═══ EXCERPTED DATA

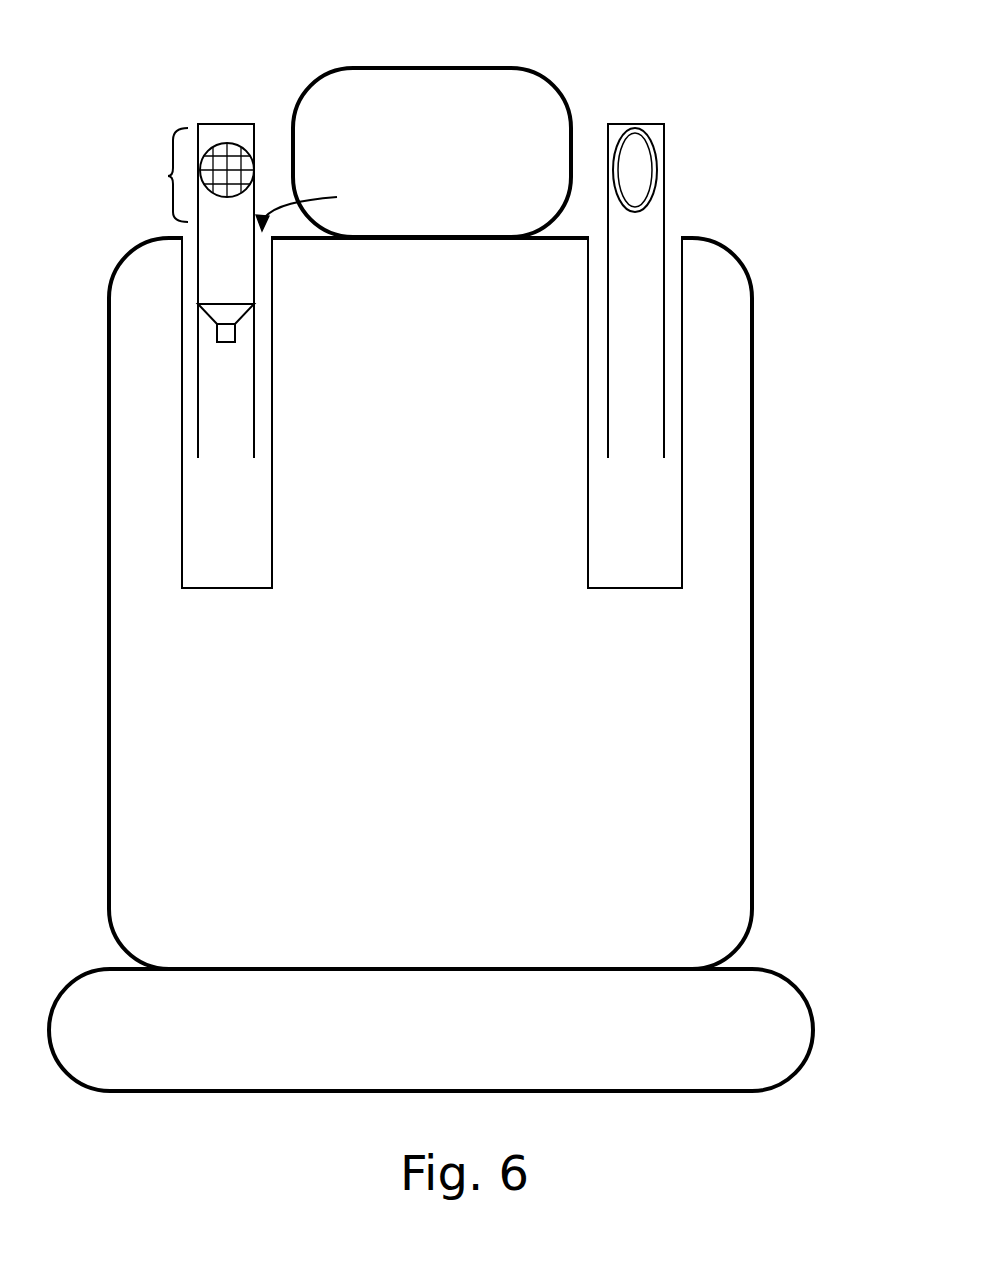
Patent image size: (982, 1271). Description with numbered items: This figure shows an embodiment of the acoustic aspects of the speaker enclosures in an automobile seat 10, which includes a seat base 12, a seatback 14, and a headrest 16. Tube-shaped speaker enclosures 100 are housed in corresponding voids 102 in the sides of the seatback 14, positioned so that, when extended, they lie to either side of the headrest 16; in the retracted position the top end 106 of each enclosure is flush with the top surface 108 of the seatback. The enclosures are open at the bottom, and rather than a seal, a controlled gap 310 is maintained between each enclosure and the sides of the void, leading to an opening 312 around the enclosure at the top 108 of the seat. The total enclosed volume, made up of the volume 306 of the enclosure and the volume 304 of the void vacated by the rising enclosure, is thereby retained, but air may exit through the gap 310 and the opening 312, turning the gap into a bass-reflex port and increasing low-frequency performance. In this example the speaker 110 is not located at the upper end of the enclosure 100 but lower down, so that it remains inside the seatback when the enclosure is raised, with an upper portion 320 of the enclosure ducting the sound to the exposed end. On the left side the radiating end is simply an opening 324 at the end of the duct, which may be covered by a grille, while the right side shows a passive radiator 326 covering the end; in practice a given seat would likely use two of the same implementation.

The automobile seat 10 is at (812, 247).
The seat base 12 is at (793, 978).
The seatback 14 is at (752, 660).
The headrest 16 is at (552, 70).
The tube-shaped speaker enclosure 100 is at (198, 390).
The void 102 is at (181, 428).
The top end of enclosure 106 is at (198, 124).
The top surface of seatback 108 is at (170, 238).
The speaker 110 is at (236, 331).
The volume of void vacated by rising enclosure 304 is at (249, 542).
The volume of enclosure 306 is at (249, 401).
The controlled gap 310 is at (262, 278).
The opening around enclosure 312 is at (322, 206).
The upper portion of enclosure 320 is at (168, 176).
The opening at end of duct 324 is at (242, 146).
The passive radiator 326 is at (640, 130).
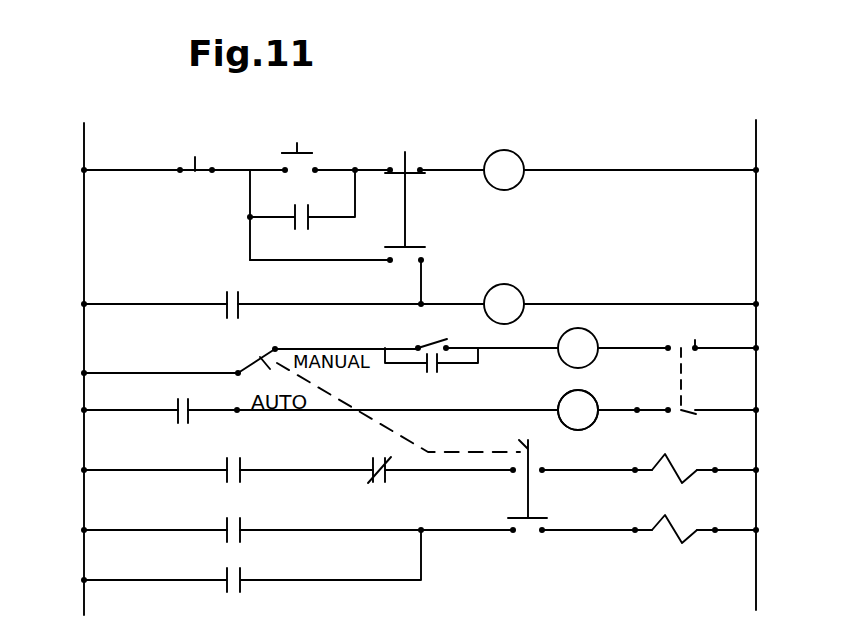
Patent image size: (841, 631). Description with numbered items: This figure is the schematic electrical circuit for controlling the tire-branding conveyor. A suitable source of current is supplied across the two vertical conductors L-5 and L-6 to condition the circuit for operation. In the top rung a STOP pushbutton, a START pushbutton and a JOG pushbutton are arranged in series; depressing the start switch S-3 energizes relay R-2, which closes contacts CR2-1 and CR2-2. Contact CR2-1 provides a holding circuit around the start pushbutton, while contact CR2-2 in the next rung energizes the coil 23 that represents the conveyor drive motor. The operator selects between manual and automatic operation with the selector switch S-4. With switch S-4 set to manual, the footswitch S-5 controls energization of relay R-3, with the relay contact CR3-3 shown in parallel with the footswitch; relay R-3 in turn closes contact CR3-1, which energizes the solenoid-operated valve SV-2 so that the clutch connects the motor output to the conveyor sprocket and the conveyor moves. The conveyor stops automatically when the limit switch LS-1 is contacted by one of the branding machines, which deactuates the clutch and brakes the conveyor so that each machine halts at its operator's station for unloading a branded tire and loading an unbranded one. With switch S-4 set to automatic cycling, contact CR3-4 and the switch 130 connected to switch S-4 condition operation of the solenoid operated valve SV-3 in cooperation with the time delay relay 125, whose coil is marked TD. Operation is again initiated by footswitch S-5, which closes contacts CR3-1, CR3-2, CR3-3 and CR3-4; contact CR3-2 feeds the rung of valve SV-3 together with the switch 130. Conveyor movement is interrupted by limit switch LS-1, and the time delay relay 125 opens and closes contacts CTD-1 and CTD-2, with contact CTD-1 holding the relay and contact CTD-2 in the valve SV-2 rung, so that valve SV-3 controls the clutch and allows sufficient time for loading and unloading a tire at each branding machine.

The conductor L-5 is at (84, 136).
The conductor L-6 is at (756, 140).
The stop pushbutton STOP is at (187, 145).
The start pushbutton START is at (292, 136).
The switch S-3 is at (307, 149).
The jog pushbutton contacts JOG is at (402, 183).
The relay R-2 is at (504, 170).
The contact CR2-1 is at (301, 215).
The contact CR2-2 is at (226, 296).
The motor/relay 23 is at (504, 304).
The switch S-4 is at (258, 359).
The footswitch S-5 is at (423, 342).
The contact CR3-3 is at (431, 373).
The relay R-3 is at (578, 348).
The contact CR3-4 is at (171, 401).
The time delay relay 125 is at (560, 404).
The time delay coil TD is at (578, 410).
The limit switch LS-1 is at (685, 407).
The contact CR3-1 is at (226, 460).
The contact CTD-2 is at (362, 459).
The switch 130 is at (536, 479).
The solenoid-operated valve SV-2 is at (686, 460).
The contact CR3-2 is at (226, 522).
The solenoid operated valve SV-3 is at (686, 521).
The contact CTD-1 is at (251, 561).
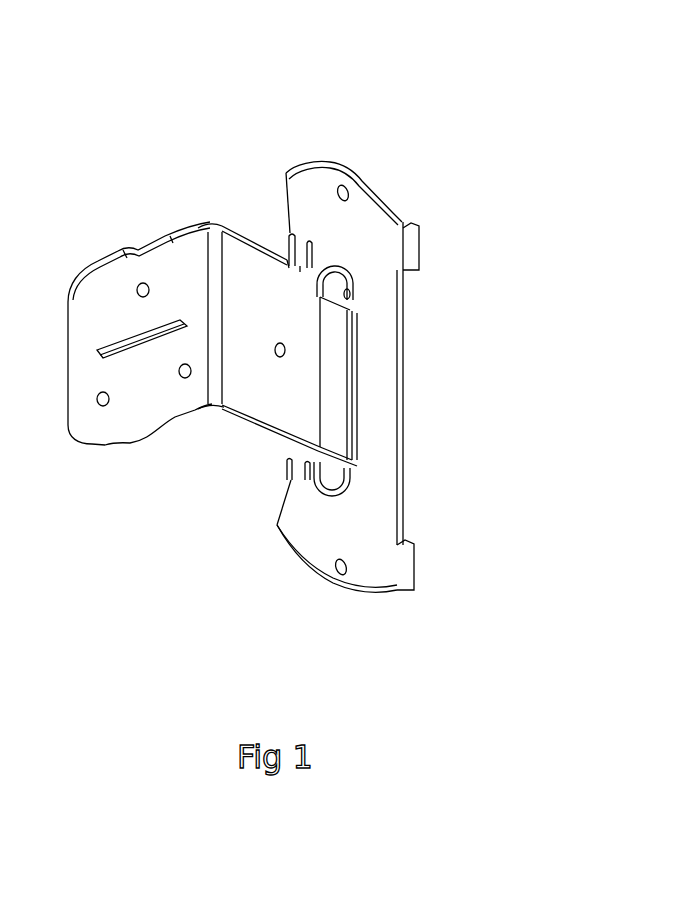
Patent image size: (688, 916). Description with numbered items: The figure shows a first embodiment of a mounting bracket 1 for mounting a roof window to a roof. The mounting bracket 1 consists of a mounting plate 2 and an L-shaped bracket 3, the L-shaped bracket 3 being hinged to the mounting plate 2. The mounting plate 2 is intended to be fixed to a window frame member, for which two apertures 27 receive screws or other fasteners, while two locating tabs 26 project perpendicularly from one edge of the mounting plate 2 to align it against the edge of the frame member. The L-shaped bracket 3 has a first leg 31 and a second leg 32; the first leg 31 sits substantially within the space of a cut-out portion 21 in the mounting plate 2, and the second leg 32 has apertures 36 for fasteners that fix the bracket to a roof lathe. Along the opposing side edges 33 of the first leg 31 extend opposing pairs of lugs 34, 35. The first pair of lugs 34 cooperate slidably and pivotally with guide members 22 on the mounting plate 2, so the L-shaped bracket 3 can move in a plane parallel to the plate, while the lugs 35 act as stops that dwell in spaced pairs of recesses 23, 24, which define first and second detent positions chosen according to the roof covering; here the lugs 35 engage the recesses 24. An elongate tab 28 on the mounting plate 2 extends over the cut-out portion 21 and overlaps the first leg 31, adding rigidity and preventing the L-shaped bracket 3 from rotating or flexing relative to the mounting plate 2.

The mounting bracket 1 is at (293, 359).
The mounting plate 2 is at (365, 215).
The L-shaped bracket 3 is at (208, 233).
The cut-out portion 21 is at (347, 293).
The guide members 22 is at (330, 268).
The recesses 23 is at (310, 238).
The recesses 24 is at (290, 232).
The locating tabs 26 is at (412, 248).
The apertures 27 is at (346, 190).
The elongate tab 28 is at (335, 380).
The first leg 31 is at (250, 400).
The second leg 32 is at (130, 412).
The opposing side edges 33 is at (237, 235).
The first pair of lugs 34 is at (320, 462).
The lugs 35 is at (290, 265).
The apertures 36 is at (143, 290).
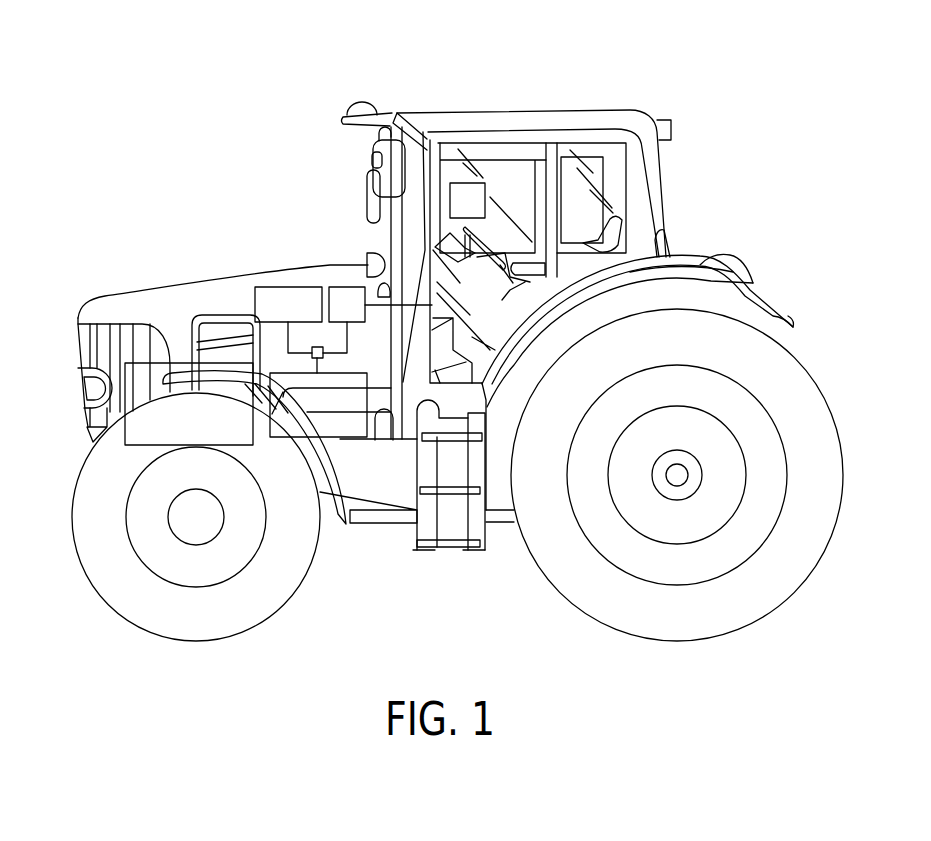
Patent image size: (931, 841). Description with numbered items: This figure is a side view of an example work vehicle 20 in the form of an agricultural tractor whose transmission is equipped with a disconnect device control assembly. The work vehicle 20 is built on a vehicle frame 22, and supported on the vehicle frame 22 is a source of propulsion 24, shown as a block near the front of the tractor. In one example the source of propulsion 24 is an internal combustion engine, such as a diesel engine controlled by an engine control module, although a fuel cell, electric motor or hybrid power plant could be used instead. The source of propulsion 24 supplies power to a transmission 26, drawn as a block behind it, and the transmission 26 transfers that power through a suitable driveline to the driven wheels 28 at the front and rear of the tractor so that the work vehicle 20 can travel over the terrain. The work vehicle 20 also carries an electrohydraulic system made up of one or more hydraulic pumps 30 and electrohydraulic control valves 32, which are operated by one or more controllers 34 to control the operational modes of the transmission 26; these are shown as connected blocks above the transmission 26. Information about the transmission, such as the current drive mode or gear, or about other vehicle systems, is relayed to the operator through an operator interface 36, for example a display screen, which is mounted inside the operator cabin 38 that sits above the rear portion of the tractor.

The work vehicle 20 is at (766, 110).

══════

EXERCISE TASK: Copy every row above word for word, leaving out the pictures.

TASK OUTPUT:
Patent image size: (982, 1271). Description with numbered items: This figure shows an embodiment of the acoustic aspects of the speaker enclosures in an automobile seat 10, which includes a seat base 12, a seatback 14, and a headrest 16. Tube-shaped speaker enclosures 100 are housed in corresponding voids 102 in the sides of the seatback 14, positioned so that, when extended, they lie to either side of the headrest 16; in the retracted position the top end 106 of each enclosure is flush with the top surface 108 of the seatback. The enclosures are open at the bottom, and rather than a seal, a controlled gap 310 is maintained between each enclosure and the sides of the void, leading to an opening 312 around the enclosure at the top 108 of the seat. The total enclosed volume, made up of the volume 306 of the enclosure and the volume 304 of the void vacated by the rising enclosure, is thereby retained, but air may exit through the gap 310 and the opening 312, turning the gap into a bass-reflex port and increasing low-frequency performance. In this example the speaker 110 is not located at the upper end of the enclosure 100 but lower down, so that it remains inside the seatback when the enclosure is raised, with an upper portion 320 of the enclosure ducting the sound to the exposed end. On the left side the radiating end is simply an opening 324 at the end of the duct, which may be covered by a grille, while the right side shows a passive radiator 326 covering the end; in practice a given seat would likely use two of the same implementation.

The automobile seat 10 is at (812, 247).
The seat base 12 is at (793, 978).
The seatback 14 is at (752, 660).
The headrest 16 is at (552, 70).
The tube-shaped speaker enclosure 100 is at (198, 390).
The void 102 is at (181, 428).
The top end of enclosure 106 is at (198, 124).
The top surface of seatback 108 is at (170, 238).
The speaker 110 is at (236, 331).
The volume of void vacated by rising enclosure 304 is at (249, 542).
The volume of enclosure 306 is at (249, 401).
The controlled gap 310 is at (262, 278).
The opening around enclosure 312 is at (322, 206).
The upper portion of enclosure 320 is at (168, 176).
The opening at end of duct 324 is at (242, 146).
The passive radiator 326 is at (640, 130).
Patent image size: (841, 631). Description with numbered items: This figure is the schematic electrical circuit for controlling the tire-branding conveyor. A suitable source of current is supplied across the two vertical conductors L-5 and L-6 to condition the circuit for operation. In the top rung a STOP pushbutton, a START pushbutton and a JOG pushbutton are arranged in series; depressing the start switch S-3 energizes relay R-2, which closes contacts CR2-1 and CR2-2. Contact CR2-1 provides a holding circuit around the start pushbutton, while contact CR2-2 in the next rung energizes the coil 23 that represents the conveyor drive motor. The operator selects between manual and automatic operation with the selector switch S-4. With switch S-4 set to manual, the footswitch S-5 controls energization of relay R-3, with the relay contact CR3-3 shown in parallel with the footswitch; relay R-3 in turn closes contact CR3-1, which energizes the solenoid-operated valve SV-2 so that the clutch connects the motor output to the conveyor sprocket and the conveyor moves. The conveyor stops automatically when the limit switch LS-1 is contacted by one of the branding machines, which deactuates the clutch and brakes the conveyor so that each machine halts at its operator's station for unloading a branded tire and loading an unbranded one. With switch S-4 set to automatic cycling, contact CR3-4 and the switch 130 connected to switch S-4 condition operation of the solenoid operated valve SV-3 in cooperation with the time delay relay 125, whose coil is marked TD. Operation is again initiated by footswitch S-5, which closes contacts CR3-1, CR3-2, CR3-3 and CR3-4; contact CR3-2 feeds the rung of valve SV-3 together with the switch 130. Conveyor movement is interrupted by limit switch LS-1, and the time delay relay 125 opens and closes contacts CTD-1 and CTD-2, with contact CTD-1 holding the relay and contact CTD-2 in the valve SV-2 rung, so that valve SV-3 controls the clutch and allows sufficient time for loading and unloading a tire at each branding machine.

The conductor L-5 is at (84, 136).
The conductor L-6 is at (756, 140).
The stop pushbutton STOP is at (187, 145).
The start pushbutton START is at (292, 136).
The switch S-3 is at (307, 149).
The jog pushbutton contacts JOG is at (402, 183).
The relay R-2 is at (504, 170).
The contact CR2-1 is at (301, 215).
The contact CR2-2 is at (226, 296).
The motor/relay 23 is at (504, 304).
The switch S-4 is at (258, 359).
The footswitch S-5 is at (423, 342).
The contact CR3-3 is at (431, 373).
The relay R-3 is at (578, 348).
The contact CR3-4 is at (171, 401).
The time delay relay 125 is at (560, 404).
The time delay coil TD is at (578, 410).
The limit switch LS-1 is at (685, 407).
The contact CR3-1 is at (226, 460).
The contact CTD-2 is at (362, 459).
The switch 130 is at (536, 479).
The solenoid-operated valve SV-2 is at (686, 460).
The contact CR3-2 is at (226, 522).
The solenoid operated valve SV-3 is at (686, 521).
The contact CTD-1 is at (251, 561).
Patent image size: (688, 916). Description with numbered items: The figure shows a first embodiment of a mounting bracket 1 for mounting a roof window to a roof. The mounting bracket 1 consists of a mounting plate 2 and an L-shaped bracket 3, the L-shaped bracket 3 being hinged to the mounting plate 2. The mounting plate 2 is intended to be fixed to a window frame member, for which two apertures 27 receive screws or other fasteners, while two locating tabs 26 project perpendicularly from one edge of the mounting plate 2 to align it against the edge of the frame member. The L-shaped bracket 3 has a first leg 31 and a second leg 32; the first leg 31 sits substantially within the space of a cut-out portion 21 in the mounting plate 2, and the second leg 32 has apertures 36 for fasteners that fix the bracket to a roof lathe. Along the opposing side edges 33 of the first leg 31 extend opposing pairs of lugs 34, 35. The first pair of lugs 34 cooperate slidably and pivotally with guide members 22 on the mounting plate 2, so the L-shaped bracket 3 can move in a plane parallel to the plate, while the lugs 35 act as stops that dwell in spaced pairs of recesses 23, 24, which define first and second detent positions chosen according to the roof covering; here the lugs 35 engage the recesses 24. An elongate tab 28 on the mounting plate 2 extends over the cut-out portion 21 and overlaps the first leg 31, adding rigidity and preventing the L-shaped bracket 3 from rotating or flexing relative to the mounting plate 2.

The mounting bracket 1 is at (293, 359).
The mounting plate 2 is at (365, 215).
The L-shaped bracket 3 is at (208, 233).
The cut-out portion 21 is at (347, 293).
The guide members 22 is at (330, 268).
The recesses 23 is at (310, 238).
The recesses 24 is at (290, 232).
The locating tabs 26 is at (412, 248).
The apertures 27 is at (346, 190).
The elongate tab 28 is at (335, 380).
The first leg 31 is at (250, 400).
The second leg 32 is at (130, 412).
The opposing side edges 33 is at (237, 235).
The first pair of lugs 34 is at (320, 462).
The lugs 35 is at (290, 265).
The apertures 36 is at (143, 290).
Patent image size: (931, 841). Description with numbered items: This figure is a side view of an example work vehicle 20 in the form of an agricultural tractor whose transmission is equipped with a disconnect device control assembly. The work vehicle 20 is built on a vehicle frame 22, and supported on the vehicle frame 22 is a source of propulsion 24, shown as a block near the front of the tractor. In one example the source of propulsion 24 is an internal combustion engine, such as a diesel engine controlled by an engine control module, although a fuel cell, electric motor or hybrid power plant could be used instead. The source of propulsion 24 supplies power to a transmission 26, drawn as a block behind it, and the transmission 26 transfers that power through a suitable driveline to the driven wheels 28 at the front and rear of the tractor so that the work vehicle 20 can travel over the terrain. The work vehicle 20 also carries an electrohydraulic system made up of one or more hydraulic pumps 30 and electrohydraulic control valves 32, which are operated by one or more controllers 34 to control the operational modes of the transmission 26; these are shown as connected blocks above the transmission 26. Information about the transmission, such as the current drive mode or gear, or about other vehicle systems, is relayed to the operator through an operator interface 36, for example a display screen, which is mounted inside the operator cabin 38 that sits above the rear portion of the tractor.

The work vehicle 20 is at (766, 110).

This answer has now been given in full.